• Stated exercise
Answer these about the episode page below:
1. Who hosts the episode?
2. What phone number is given in digits for listeners to call?
3. In the comment that starts "Re: Art.", what two kinds of artists does the writer say people have often told apart?

Episode 42: What Art Ain’t

The overthinkers take on Crank 2, the meaning of pretentious, and the nature of art (topics more closely related than you might imagine).

Matthew Wrather hosts as the panel (Matthew Belinkie, Peter Fenzel, and Mark Lee) overthink:

  • Crank truancy
  • Rage (the rage of Achilles, son of Peleus)
  • Pretending to be pretentious
  • Our Sean Connery impersonations
  • Dragonball
  • What Art Ain’t

Tell us what you think! Email us or call 20-EAT-LOG-01—that’s (203) 285-6401. If you haven’t yet, take the very short survey! And… spread the overthinking by forwarding this episode to a friend.

Download Episode 42 (MP3)

As promised: Hitler is mad about things.

Ottawa Public Transit: http://www.youtube.com/watch?v=aU5X7m9kUio

The Dragonball Movie: http://www.youtube.com/watch?v=eYltu4usfXk

11 Comments on “Episode 42: What Art Ain’t”

  1. stokes #

    The trilogy I constructed was “XXXXXXXXX: the box set that is three damn copies of Vin Diesel’s Triple-X.”


  2. stokes #

    Re: Art.
    1) Pete – you wildly underestimate the crappiness of the “Scifi original pictures” movies. They vary wildly… some seem to be made by, as you say, competent professionals, but many seem like they were shot in some dude’s backyard. And not even by that dude: by another dude who is trying to get it all done before the first dude gets back from his weekend trip to vegas.

    2) Matt – people have often made a distinction between creative artists, like writers and composers, and recreative artists, like actors and singers. So you could kick her out of the creative artist club… but it would still be kind of heartless.

    3) Everyone who was arguing with Matt – you all have a lot of good points that are hard to argue with. But I’d suspect that if we all sat down with a list of 100 movies and made a good-faith attempt to decide which ones count as art, we would end up with very similar lists. Rather than insisting that the word “art” *does* refer to things like the Thong Song, it might be more profitable to see what we can learn from the fact that it *doesn’t*.

    Or to approach it from a different angle: if you use logic to convince someone that the term “art” has to apply to the Thong Song, that won’t make them value the Thong Song more. It’ll make them value the word “art” less. And everything they used to keep in the “Art” bubble will now go into the “Good Art” bubble, or the “serious art” bubble, or something like that. Changing the terminology is no substitute for changing the value structure.


  3. mlawski OTI Staff #

    Stupid boys! Stop mischaracterizing my views on the podcast! (In other words, I don’t think you heaaard meee!)

• Excerpted data
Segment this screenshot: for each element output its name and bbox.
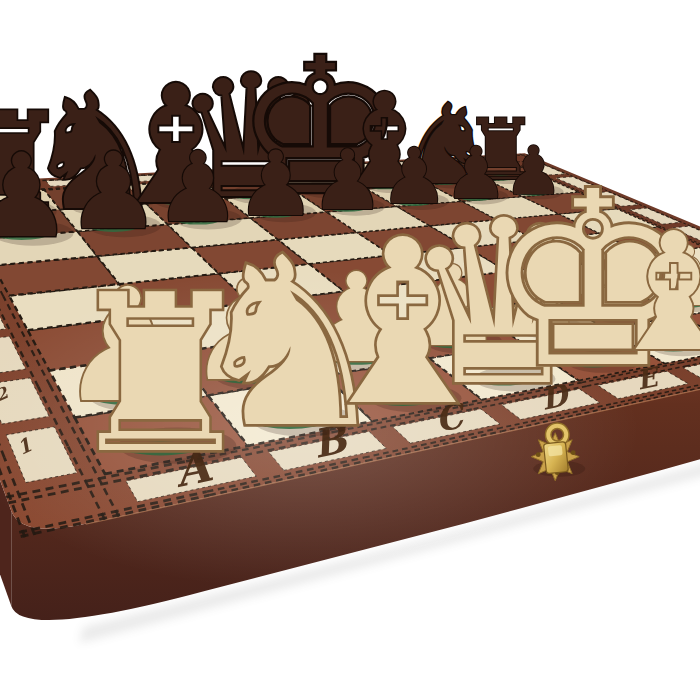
piece-white-bishop-f1: ♝ [600,198,700,387]
piece-black-pawn-b7: ♟ [66,130,161,253]
piece-glyph-bishop: ♝ [600,198,700,387]
piece-glyph-knight: ♞ [686,210,700,365]
piece-glyph-pawn: ♟ [0,129,73,263]
clasp-screw-0 [536,452,541,457]
clasp-hasp-highlight [548,445,563,456]
piece-black-pawn-a7: ♟ [0,129,74,263]
piece-white-knight-g1: ♞ [686,210,700,365]
pieces: ♜♞♝♛♚♝♞♜♟♟♟♟♟♟♟♟♟♟♟♟♟♟♟♟♜♞♝♛♚♝♞♜ [0,18,700,501]
chess-set-photo: A1B2C3D4E5F6G7H8 ♜♞♝♛♚♝♞♜♟♟♟♟♟♟♟♟♟♟♟♟♟♟♟… [0,0,700,700]
piece-glyph-pawn: ♟ [66,130,161,253]
chess-board-scene: A1B2C3D4E5F6G7H8 ♜♞♝♛♚♝♞♜♟♟♟♟♟♟♟♟♟♟♟♟♟♟♟… [0,0,700,700]
clasp-screw-1 [571,450,576,455]
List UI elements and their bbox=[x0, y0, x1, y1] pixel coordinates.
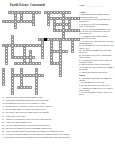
grid-cell[interactable] bbox=[41, 56, 44, 59]
clue-item: 13. A sedimentary rock formed from the r… bbox=[79, 35, 114, 39]
grid-cell[interactable] bbox=[32, 23, 35, 26]
cell-number: 1 bbox=[9, 12, 10, 13]
grid-cell[interactable] bbox=[38, 62, 41, 65]
grid-cell[interactable] bbox=[47, 23, 50, 26]
clue-item: 4. The thin, rocky outer layer of the Ea… bbox=[79, 84, 114, 86]
crossword-grid: 1234567891011121314151617181920212223242… bbox=[2, 11, 80, 95]
grid-cell[interactable] bbox=[65, 50, 68, 53]
down-clue-list-bottom: 9. A crack in Earth's crust where moveme… bbox=[2, 96, 113, 139]
cell-number: 2 bbox=[15, 12, 16, 13]
cell-number: 9 bbox=[54, 18, 55, 19]
grid-cell[interactable] bbox=[35, 92, 38, 95]
cell-number: 29 bbox=[12, 69, 13, 70]
clue-item: 15. The theory that Earth's outer shell … bbox=[79, 40, 114, 44]
clue-item: 7. The breaking down of rocks by wind, w… bbox=[79, 91, 114, 95]
worksheet-page: Earth Science Crossword Name: __________… bbox=[0, 0, 115, 150]
cell-number: 16 bbox=[42, 39, 43, 40]
cell-number: 4 bbox=[33, 12, 34, 13]
clue-column: Across 1. Sudden shaking of the ground c… bbox=[79, 11, 114, 96]
clue-item: 31. Openings in Earth's crust through wh… bbox=[2, 136, 113, 139]
grid-cell[interactable] bbox=[41, 74, 44, 77]
name-blank-line: ______________ bbox=[86, 4, 105, 6]
cell-number: 7 bbox=[63, 12, 64, 13]
grid-cell[interactable] bbox=[38, 11, 41, 14]
clue-item: 2. A bowl-shaped depression at the mouth… bbox=[79, 77, 114, 81]
cell-number: 14 bbox=[12, 36, 13, 37]
grid-cell[interactable] bbox=[11, 92, 14, 95]
name-field[interactable]: Name: ______________ bbox=[79, 4, 105, 6]
cell-number: 8 bbox=[48, 18, 49, 19]
name-label: Name: bbox=[79, 4, 85, 6]
grid-cell[interactable] bbox=[32, 56, 35, 59]
cell-number: 28 bbox=[3, 69, 4, 70]
down-clue-list-top: 2. A bowl-shaped depression at the mouth… bbox=[79, 77, 114, 96]
cell-number: 5 bbox=[45, 12, 46, 13]
page-title: Earth Science Crossword bbox=[10, 3, 45, 7]
grid-cell[interactable] bbox=[2, 83, 5, 86]
cell-number: 3 bbox=[21, 12, 22, 13]
clue-item: 6. A landform that forms where a river e… bbox=[79, 87, 114, 91]
clue-item: 25. The sudden release of lava, ash and … bbox=[79, 54, 114, 58]
clue-item: 12. The thick layer of hot rock between … bbox=[79, 30, 114, 34]
clue-item: 20. The thinning of the layer that prote… bbox=[79, 44, 114, 48]
clue-item: 24. A hot spring that shoots water and s… bbox=[79, 49, 114, 53]
cell-number: 23 bbox=[30, 51, 31, 52]
clue-item: 5. Particles of rock carried and deposit… bbox=[79, 18, 114, 22]
clue-item: 8. The lowest layer of Earth's atmospher… bbox=[79, 23, 114, 27]
cell-number: 30 bbox=[21, 69, 22, 70]
cell-number: 6 bbox=[48, 12, 49, 13]
grid-cell[interactable] bbox=[71, 50, 74, 53]
grid-cell[interactable] bbox=[5, 62, 8, 65]
grid-cell[interactable] bbox=[29, 86, 32, 89]
grid-cell[interactable] bbox=[14, 26, 17, 29]
cell-number: 31 bbox=[36, 69, 37, 70]
clue-item: 33. Molten rock beneath Earth's surface bbox=[79, 71, 114, 73]
grid-cell[interactable] bbox=[68, 11, 71, 14]
clue-item: 32. The process by which liquid water be… bbox=[79, 66, 114, 70]
across-clue-list: 1. Sudden shaking of the ground caused b… bbox=[79, 13, 114, 73]
grid-cell[interactable] bbox=[59, 74, 62, 77]
clue-item: 26. The point on the surface directly ab… bbox=[79, 59, 114, 63]
clue-item: 1. Sudden shaking of the ground caused b… bbox=[79, 13, 114, 17]
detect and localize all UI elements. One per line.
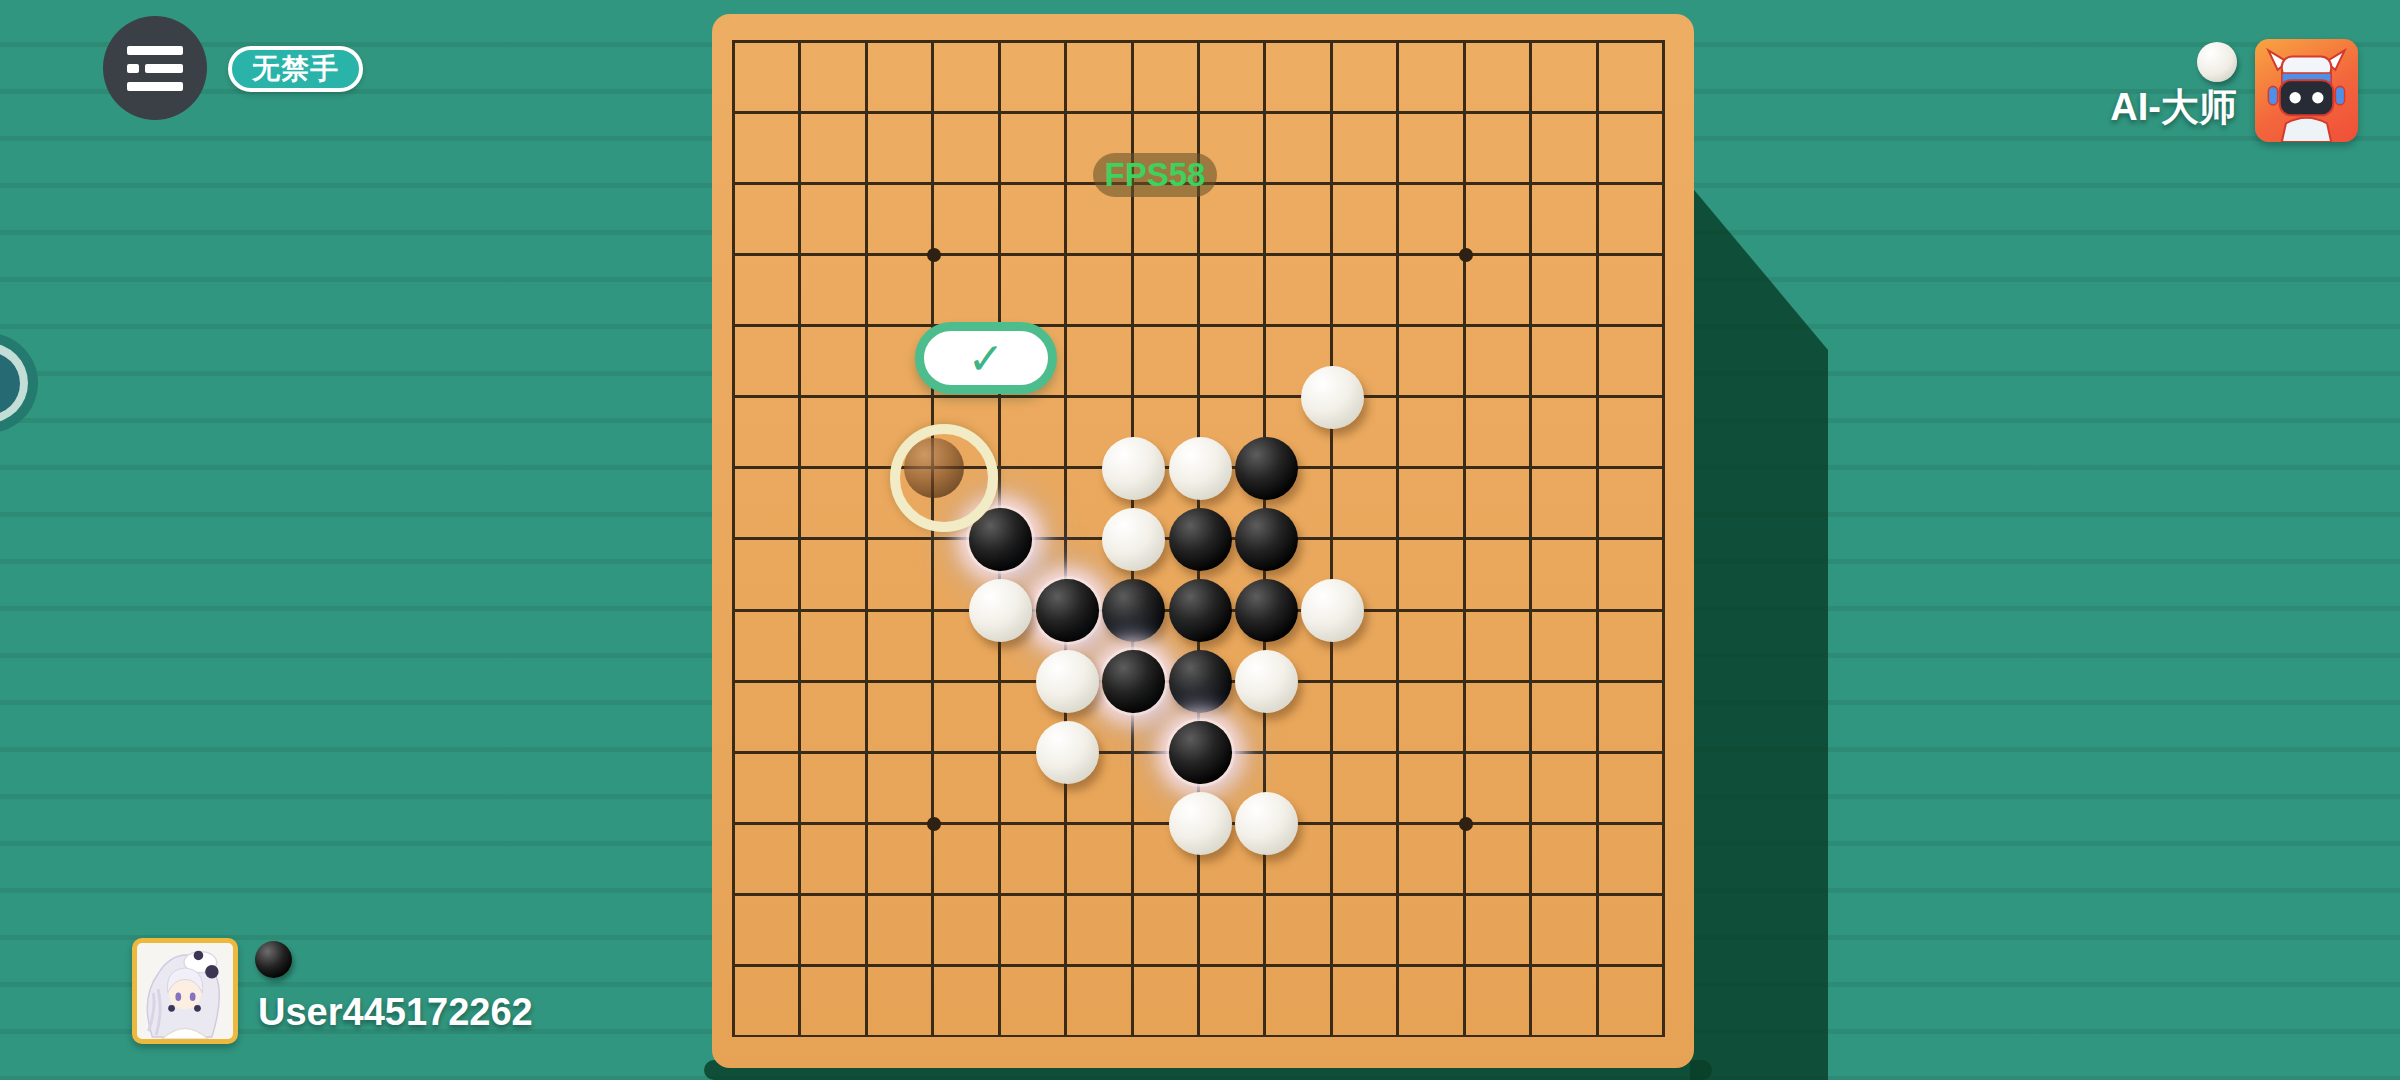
menu-button[interactable] [103,16,207,120]
rule-badge: 无禁手 [228,46,363,92]
timer-value: 22 [0,352,20,415]
menu-icon-bottom [127,82,183,91]
ai-player-name: AI-大师 [2110,82,2237,133]
user-player-name: User445172262 [258,991,533,1034]
black-stone-icon [255,941,292,978]
robot-icon [2255,39,2358,142]
check-icon: ✓ [968,333,1005,384]
timer-ring: 22 [0,343,28,423]
timer-circle: 22 [0,333,38,433]
rule-badge-label: 无禁手 [252,50,339,88]
user-avatar [132,938,238,1044]
fps-label: FPS58 [1105,156,1206,194]
ai-avatar [2255,39,2358,142]
white-stone-icon [2197,42,2237,82]
game-screen: FPS58 ✓ 无禁手 22 AI-大师 [0,0,2400,1080]
confirm-move-button[interactable]: ✓ [915,322,1057,394]
anime-girl-icon [137,943,233,1039]
menu-icon-middle [127,64,183,73]
menu-icon [127,46,183,55]
fps-badge: FPS58 [1093,153,1217,197]
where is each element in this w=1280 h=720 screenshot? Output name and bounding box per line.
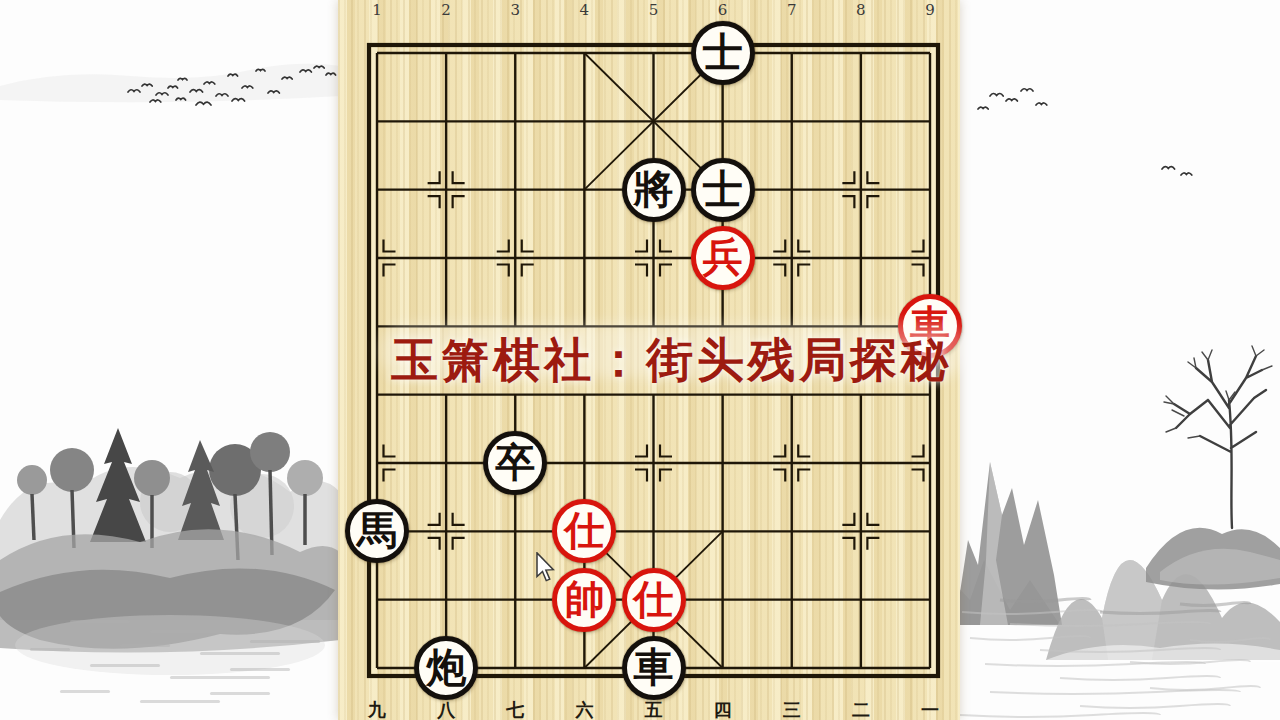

• Exercise response
1. Matthew Wrather
2. (203) 285-6401
3. Creative artists, like writers and composers, and recreative artists, like actors and singers